Take every line from the material that has the word "lavoro" in it.
--- --- ---
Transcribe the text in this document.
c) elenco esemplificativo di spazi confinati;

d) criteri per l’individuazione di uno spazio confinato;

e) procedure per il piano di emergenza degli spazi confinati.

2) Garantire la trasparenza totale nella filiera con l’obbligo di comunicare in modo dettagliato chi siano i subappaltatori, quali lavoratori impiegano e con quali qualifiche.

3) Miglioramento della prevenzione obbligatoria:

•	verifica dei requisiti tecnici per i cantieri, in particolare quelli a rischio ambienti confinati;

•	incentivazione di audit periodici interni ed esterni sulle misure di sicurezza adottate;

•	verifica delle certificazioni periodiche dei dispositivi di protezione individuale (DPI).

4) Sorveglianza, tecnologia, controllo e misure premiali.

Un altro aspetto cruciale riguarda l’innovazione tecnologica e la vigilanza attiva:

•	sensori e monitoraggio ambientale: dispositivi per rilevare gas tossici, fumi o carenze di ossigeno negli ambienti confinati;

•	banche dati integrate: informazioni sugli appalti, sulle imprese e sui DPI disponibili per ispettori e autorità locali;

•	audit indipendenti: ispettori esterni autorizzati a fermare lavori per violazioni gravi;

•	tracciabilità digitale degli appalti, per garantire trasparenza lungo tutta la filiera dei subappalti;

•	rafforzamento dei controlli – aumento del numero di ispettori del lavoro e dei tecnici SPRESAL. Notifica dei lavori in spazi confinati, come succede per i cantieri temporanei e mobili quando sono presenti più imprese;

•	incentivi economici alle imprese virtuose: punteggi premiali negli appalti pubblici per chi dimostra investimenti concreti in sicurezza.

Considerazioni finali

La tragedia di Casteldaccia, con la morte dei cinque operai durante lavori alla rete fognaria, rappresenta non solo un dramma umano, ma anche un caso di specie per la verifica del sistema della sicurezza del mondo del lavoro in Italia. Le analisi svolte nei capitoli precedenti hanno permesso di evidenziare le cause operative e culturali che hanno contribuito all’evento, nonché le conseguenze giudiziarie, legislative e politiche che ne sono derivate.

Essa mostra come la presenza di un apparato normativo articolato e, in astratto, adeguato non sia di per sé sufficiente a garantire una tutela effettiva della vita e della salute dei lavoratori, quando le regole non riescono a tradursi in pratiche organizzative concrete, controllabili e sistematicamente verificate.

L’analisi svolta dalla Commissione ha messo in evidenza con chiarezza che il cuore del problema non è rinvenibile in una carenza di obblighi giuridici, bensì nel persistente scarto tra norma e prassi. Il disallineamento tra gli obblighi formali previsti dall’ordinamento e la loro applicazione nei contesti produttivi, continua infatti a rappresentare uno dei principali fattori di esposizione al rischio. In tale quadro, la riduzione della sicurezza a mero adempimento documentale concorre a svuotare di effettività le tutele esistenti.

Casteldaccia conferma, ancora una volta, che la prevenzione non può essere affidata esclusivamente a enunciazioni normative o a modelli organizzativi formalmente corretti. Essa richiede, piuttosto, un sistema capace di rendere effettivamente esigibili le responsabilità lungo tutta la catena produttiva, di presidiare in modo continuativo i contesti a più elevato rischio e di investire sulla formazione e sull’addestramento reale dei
--- --- ---
## Problem solution
•	rafforzamento dei controlli – aumento del numero di ispettori del lavoro e dei tecnici SPRESAL. Notifica dei lavori in spazi confinati, come succede per i cantieri temporanei e mobili quando sono presenti più imprese;
La tragedia di Casteldaccia, con la morte dei cinque operai durante lavori alla rete fognaria, rappresenta non solo un dramma umano, ma anche un caso di specie per la verifica del sistema della sicurezza del mondo del lavoro in Italia. Le analisi svolte nei capitoli precedenti hanno permesso di evidenziare le cause operative e culturali che hanno contribuito all’evento, nonché le conseguenze giudiziarie, legislative e politiche che ne sono derivate.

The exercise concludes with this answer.